** begin Dataset records **

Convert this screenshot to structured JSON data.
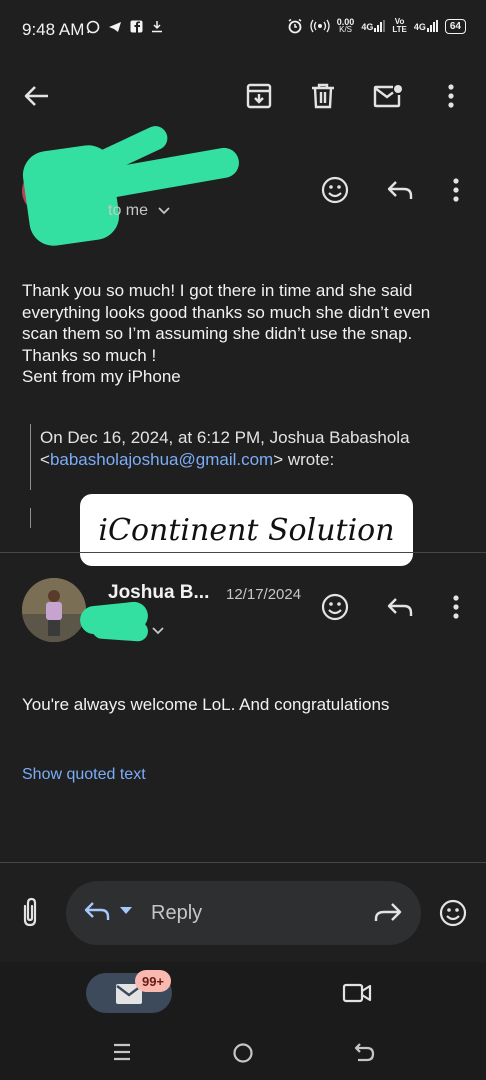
{
  "status_bar": {
    "time": "9:48 AM",
    "net_speed_value": "0.00",
    "net_speed_unit": "K/S",
    "network_1": "4G",
    "network_2_top": "Vo",
    "network_2_bottom": "LTE",
    "network_3": "4G",
    "battery": "64"
  },
  "toolbar": {
    "back_icon": "arrow-left-icon",
    "archive_icon": "archive-icon",
    "delete_icon": "trash-icon",
    "mark_unread_icon": "mail-unread-icon",
    "more_icon": "more-vertical-icon"
  },
  "message_1": {
    "to": "to me",
    "body_lines": [
      "Thank you so much! I got there in time and she said",
      "everything looks good thanks so much she didn’t even",
      "scan them so I’m assuming she didn’t use the snap.",
      "Thanks so much !",
      "Sent from my iPhone"
    ],
    "quote_line1": "On Dec 16, 2024, at 6:12 PM, Joshua Babashola",
    "quote_lt": "<",
    "quote_email": "babasholajoshua@gmail.com",
    "quote_gt_wrote": "> wrote:"
  },
  "watermark": "iContinent Solution",
  "message_2": {
    "sender": "Joshua B...",
    "date": "12/17/2024",
    "body": "You're always welcome LoL. And congratulations",
    "show_quoted": "Show quoted text"
  },
  "reply_bar": {
    "reply_label": "Reply"
  },
  "bottom_nav": {
    "mail_badge": "99+"
  },
  "colors": {
    "background": "#1f1f1f",
    "link": "#7cacf8",
    "redaction": "#34e0a1",
    "badge": "#f9b8b0"
  }
}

** end Dataset records **

#### [Prompt]
Every record must be copied exactly, with the pictures left out.

#### [Output of the task]
Convert this screenshot to structured JSON data.
{
  "status_bar": {
    "time": "9:48 AM",
    "net_speed_value": "0.00",
    "net_speed_unit": "K/S",
    "network_1": "4G",
    "network_2_top": "Vo",
    "network_2_bottom": "LTE",
    "network_3": "4G",
    "battery": "64"
  },
  "toolbar": {
    "back_icon": "arrow-left-icon",
    "archive_icon": "archive-icon",
    "delete_icon": "trash-icon",
    "mark_unread_icon": "mail-unread-icon",
    "more_icon": "more-vertical-icon"
  },
  "message_1": {
    "to": "to me",
    "body_lines": [
      "Thank you so much! I got there in time and she said",
      "everything looks good thanks so much she didn’t even",
      "scan them so I’m assuming she didn’t use the snap.",
      "Thanks so much !",
      "Sent from my iPhone"
    ],
    "quote_line1": "On Dec 16, 2024, at 6:12 PM, Joshua Babashola",
    "quote_lt": "<",
    "quote_email": "babasholajoshua@gmail.com",
    "quote_gt_wrote": "> wrote:"
  },
  "watermark": "iContinent Solution",
  "message_2": {
    "sender": "Joshua B...",
    "date": "12/17/2024",
    "body": "You're always welcome LoL. And congratulations",
    "show_quoted": "Show quoted text"
  },
  "reply_bar": {
    "reply_label": "Reply"
  },
  "bottom_nav": {
    "mail_badge": "99+"
  },
  "colors": {
    "background": "#1f1f1f",
    "link": "#7cacf8",
    "redaction": "#34e0a1",
    "badge": "#f9b8b0"
  }
}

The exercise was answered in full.